*Problem to work on*: Pick out all lines in the listing holding the string "Rehearsal" and copy them.

*Dataset entries*:
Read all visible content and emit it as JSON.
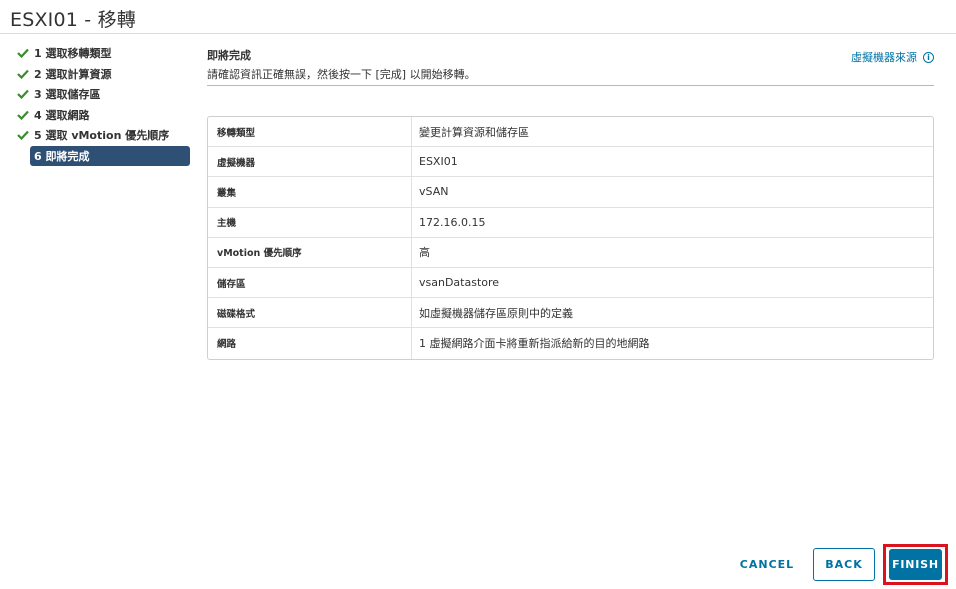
{
  "dialog": {
    "title": "ESXI01 - 移轉"
  },
  "steps": [
    {
      "label": "1 選取移轉類型",
      "done": true
    },
    {
      "label": "2 選取計算資源",
      "done": true
    },
    {
      "label": "3 選取儲存區",
      "done": true
    },
    {
      "label": "4 選取網路",
      "done": true
    },
    {
      "label": "5 選取 vMotion 優先順序",
      "done": true
    },
    {
      "label": "6 即將完成",
      "done": false,
      "active": true
    }
  ],
  "header": {
    "heading": "即將完成",
    "description": "請確認資訊正確無誤，然後按一下 [完成] 以開始移轉。",
    "source_link": "虛擬機器來源",
    "info_icon": "info-icon"
  },
  "summary": [
    {
      "key": "移轉類型",
      "value": "變更計算資源和儲存區"
    },
    {
      "key": "虛擬機器",
      "value": "ESXI01"
    },
    {
      "key": "叢集",
      "value": "vSAN"
    },
    {
      "key": "主機",
      "value": "172.16.0.15"
    },
    {
      "key": "vMotion 優先順序",
      "value": "高"
    },
    {
      "key": "儲存區",
      "value": "vsanDatastore"
    },
    {
      "key": "磁碟格式",
      "value": "如虛擬機器儲存區原則中的定義"
    },
    {
      "key": "網路",
      "value": "1 虛擬網路介面卡將重新指派給新的目的地網路"
    }
  ],
  "buttons": {
    "cancel": "CANCEL",
    "back": "BACK",
    "finish": "FINISH"
  },
  "colors": {
    "accent": "#0072a3",
    "check": "#3c8a2e",
    "active_step": "#2e5075",
    "highlight": "#d9141e"
  }
}
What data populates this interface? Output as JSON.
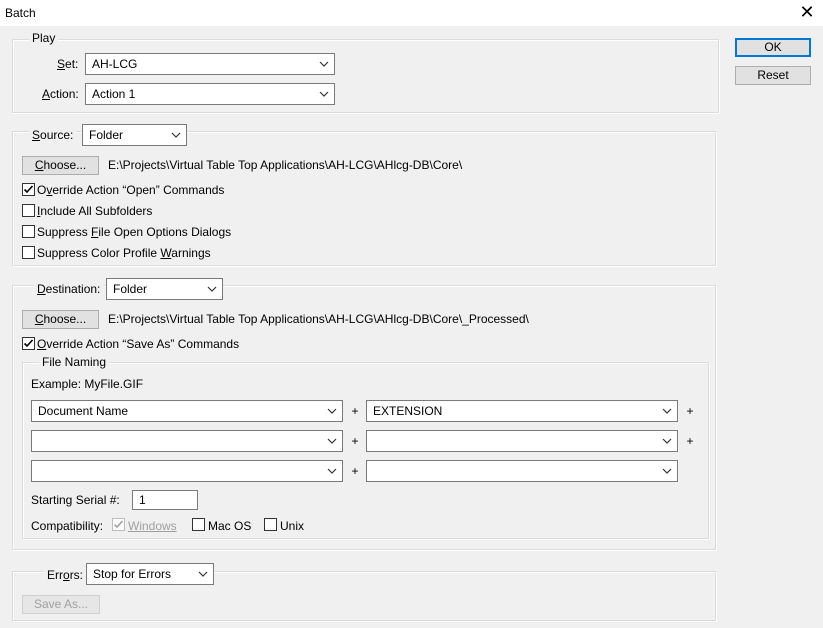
{
  "window": {
    "title": "Batch",
    "close_glyph": "✕"
  },
  "buttons": {
    "ok": "OK",
    "reset": "Reset"
  },
  "play": {
    "legend": "Play",
    "set_label": [
      "",
      "S",
      "et:"
    ],
    "set_value": "AH-LCG",
    "action_label": [
      "",
      "A",
      "ction:"
    ],
    "action_value": "Action 1"
  },
  "source": {
    "label": [
      "",
      "S",
      "ource:"
    ],
    "value": "Folder",
    "choose": [
      "",
      "C",
      "hoose..."
    ],
    "path": "E:\\Projects\\Virtual Table Top Applications\\AH-LCG\\AHlcg-DB\\Core\\",
    "options": [
      {
        "pre": "O",
        "u": "v",
        "post": "erride Action “Open” Commands",
        "checked": true
      },
      {
        "pre": "",
        "u": "I",
        "post": "nclude All Subfolders",
        "checked": false
      },
      {
        "pre": "Suppress ",
        "u": "F",
        "post": "ile Open Options Dialogs",
        "checked": false
      },
      {
        "pre": "Suppress Color Profile ",
        "u": "W",
        "post": "arnings",
        "checked": false
      }
    ]
  },
  "destination": {
    "label": [
      "",
      "D",
      "estination:"
    ],
    "value": "Folder",
    "choose": [
      "",
      "C",
      "hoose..."
    ],
    "path": "E:\\Projects\\Virtual Table Top Applications\\AH-LCG\\AHlcg-DB\\Core\\_Processed\\",
    "override": {
      "pre": "",
      "u": "O",
      "post": "verride Action “Save As” Commands",
      "checked": true
    },
    "file_naming": {
      "legend": "File Naming",
      "example": "Example: MyFile.GIF",
      "fields": [
        [
          "Document Name",
          "EXTENSION"
        ],
        [
          "",
          ""
        ],
        [
          "",
          ""
        ]
      ],
      "plus": "+",
      "serial_label": "Starting Serial #:",
      "serial_value": "1",
      "compat_label": "Compatibility:",
      "compat": [
        {
          "label": "Windows",
          "u_index": 0,
          "checked": true,
          "disabled": true
        },
        {
          "label": "Mac OS",
          "u_index": 0,
          "checked": false,
          "disabled": false
        },
        {
          "label": "Unix",
          "u_index": 0,
          "checked": false,
          "disabled": false
        }
      ]
    }
  },
  "errors": {
    "label": [
      "Err",
      "o",
      "rs:"
    ],
    "value": "Stop for Errors",
    "save_as": "Save As..."
  },
  "icons": {
    "chevron": "chevron-down-icon",
    "check": "checkmark-icon"
  }
}
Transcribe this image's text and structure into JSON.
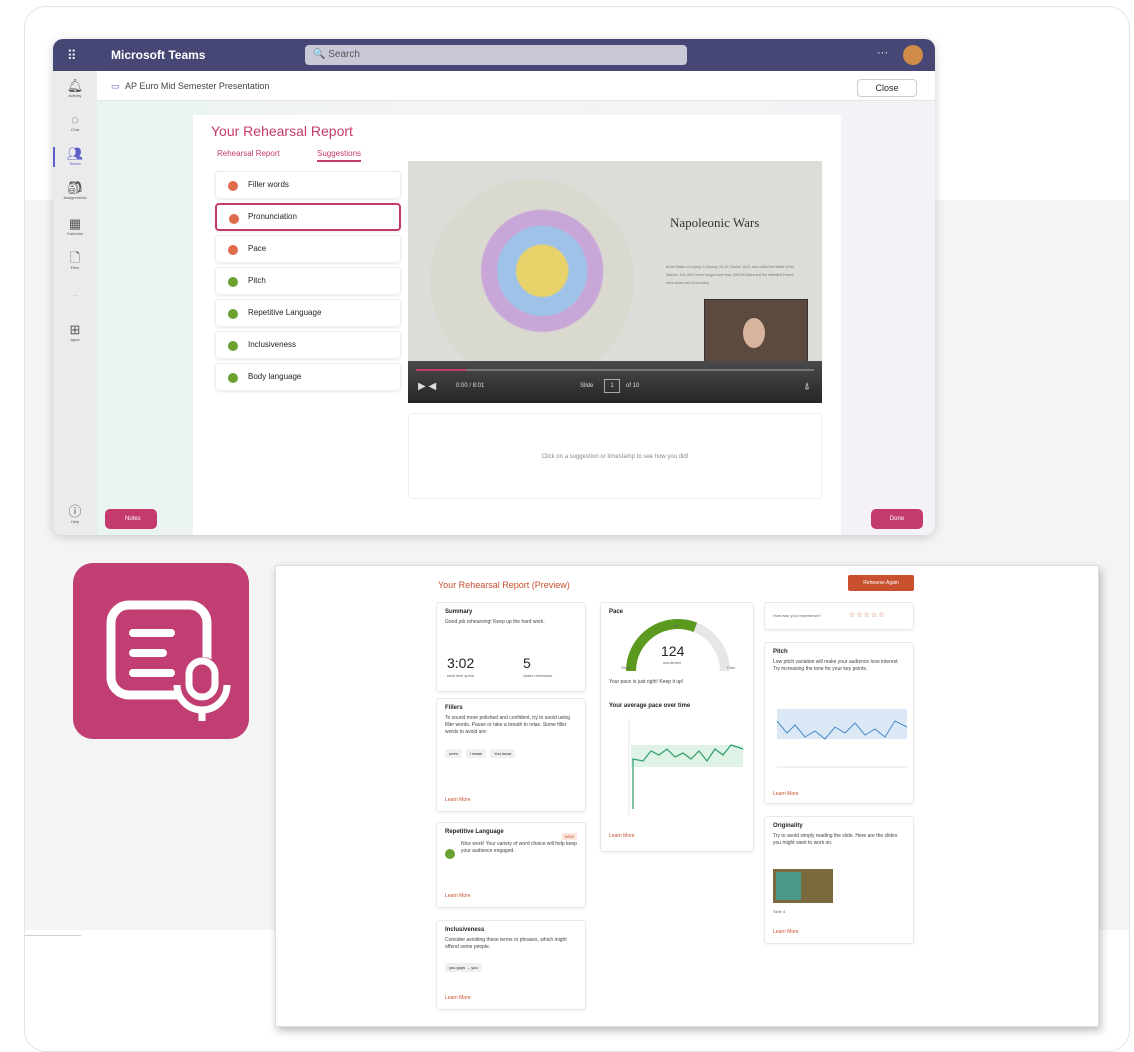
{
  "teams": {
    "app_name": "Microsoft Teams",
    "search_placeholder": "Search",
    "more": "···",
    "breadcrumb": "AP Euro Mid Semester Presentation",
    "close_label": "Close",
    "rail": [
      "Activity",
      "Chat",
      "Teams",
      "Assignments",
      "Calendar",
      "Files",
      "···",
      "Apps",
      "Help"
    ],
    "report": {
      "title": "Your Rehearsal Report",
      "tab_report": "Rehearsal Report",
      "tab_suggestions": "Suggestions",
      "suggestions": [
        {
          "label": "Filler words",
          "color": "#e06b4a"
        },
        {
          "label": "Pronunciation",
          "color": "#e06b4a"
        },
        {
          "label": "Pace",
          "color": "#e06b4a"
        },
        {
          "label": "Pitch",
          "color": "#6aa12e"
        },
        {
          "label": "Repetitive Language",
          "color": "#6aa12e"
        },
        {
          "label": "Inclusiveness",
          "color": "#6aa12e"
        },
        {
          "label": "Body language",
          "color": "#6aa12e"
        }
      ],
      "slide_title": "Napoleonic Wars",
      "slide_text": "At the Battle of Leipzig in Saxony, 16-19 October 1813, also called the Battle of the Nations, 191,000 French fought more than 300,000 Allies and the defeated French were driven out of Germany.",
      "time": "0:00 / 8:01",
      "slide_label": "Slide",
      "slide_num": "1",
      "slide_of": "of 10",
      "hint": "Click on a suggestion or timestamp to see how you did!",
      "notes_label": "Notes",
      "done_label": "Done"
    }
  },
  "preview": {
    "title": "Your Rehearsal Report (Preview)",
    "rehearse_again": "Rehearse Again",
    "summary": {
      "h": "Summary",
      "p": "Good job rehearsing! Keep up the hard work.",
      "time": "3:02",
      "time_label": "total time spent",
      "slides": "5",
      "slides_label": "slides rehearsed"
    },
    "fillers": {
      "h": "Fillers",
      "p": "To sound more polished and confident, try to avoid using filler words. Pause or take a breath to relax. Some filler words to avoid are:",
      "chips": [
        "umm",
        "I mean",
        "You know"
      ],
      "lm": "Learn More"
    },
    "repetitive": {
      "h": "Repetitive Language",
      "badge": "NEW",
      "p": "Nice work! Your variety of word choice will help keep your audience engaged.",
      "lm": "Learn More"
    },
    "inclusive": {
      "h": "Inclusiveness",
      "p": "Consider avoiding these terms or phrases, which might offend some people.",
      "chip": "you guys → you",
      "lm": "Learn More"
    },
    "pace": {
      "h": "Pace",
      "value": "124",
      "unit": "words/min",
      "min": "Slow",
      "mid": "OK",
      "max": "Fast",
      "note": "Your pace is just right! Keep it up!",
      "chart_h": "Your average pace over time",
      "lm": "Learn More"
    },
    "experience": {
      "q": "How was your experience?",
      "stars": "☆☆☆☆☆"
    },
    "pitch": {
      "h": "Pitch",
      "p": "Low pitch variation will make your audience lose interest. Try increasing the tone for your key points.",
      "lm": "Learn More"
    },
    "originality": {
      "h": "Originality",
      "p": "Try to avoid simply reading the slide. Here are the slides you might want to work on.",
      "slide": "Slide 4",
      "lm": "Learn More"
    }
  }
}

*Finished task*:
      "title": "Your Rehearsal Report",
      "tab_report": "Rehearsal Report",
    "title": "Your Rehearsal Report (Preview)",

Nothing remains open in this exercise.